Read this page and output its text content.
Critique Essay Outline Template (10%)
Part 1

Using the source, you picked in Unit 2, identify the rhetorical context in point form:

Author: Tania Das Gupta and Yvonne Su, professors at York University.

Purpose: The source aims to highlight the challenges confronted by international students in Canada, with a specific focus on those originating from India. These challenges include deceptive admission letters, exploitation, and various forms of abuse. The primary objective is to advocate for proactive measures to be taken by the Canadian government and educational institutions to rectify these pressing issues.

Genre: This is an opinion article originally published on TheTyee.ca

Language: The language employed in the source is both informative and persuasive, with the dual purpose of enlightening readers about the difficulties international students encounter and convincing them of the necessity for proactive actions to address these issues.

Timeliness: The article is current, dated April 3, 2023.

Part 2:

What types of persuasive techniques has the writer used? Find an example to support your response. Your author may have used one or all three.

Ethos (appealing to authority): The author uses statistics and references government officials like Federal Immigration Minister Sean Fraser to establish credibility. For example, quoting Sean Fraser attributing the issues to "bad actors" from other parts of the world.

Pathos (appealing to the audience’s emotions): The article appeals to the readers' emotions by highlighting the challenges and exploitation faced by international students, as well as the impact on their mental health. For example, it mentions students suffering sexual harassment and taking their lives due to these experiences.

- _Exercise brief_:
Return every record above exactly as it appears.

- _Completed exercise_:
Read this page and output its text content.
Critique Essay Outline Template (10%)
Part 1

Using the source, you picked in Unit 2, identify the rhetorical context in point form:

Author: Tania Das Gupta and Yvonne Su, professors at York University.

Purpose: The source aims to highlight the challenges confronted by international students in Canada, with a specific focus on those originating from India. These challenges include deceptive admission letters, exploitation, and various forms of abuse. The primary objective is to advocate for proactive measures to be taken by the Canadian government and educational institutions to rectify these pressing issues.

Genre: This is an opinion article originally published on TheTyee.ca

Language: The language employed in the source is both informative and persuasive, with the dual purpose of enlightening readers about the difficulties international students encounter and convincing them of the necessity for proactive actions to address these issues.

Timeliness: The article is current, dated April 3, 2023.

Part 2:

What types of persuasive techniques has the writer used? Find an example to support your response. Your author may have used one or all three.

Ethos (appealing to authority): The author uses statistics and references government officials like Federal Immigration Minister Sean Fraser to establish credibility. For example, quoting Sean Fraser attributing the issues to "bad actors" from other parts of the world.

Pathos (appealing to the audience’s emotions): The article appeals to the readers' emotions by highlighting the challenges and exploitation faced by international students, as well as the impact on their mental health. For example, it mentions students suffering sexual harassment and taking their lives due to these experiences.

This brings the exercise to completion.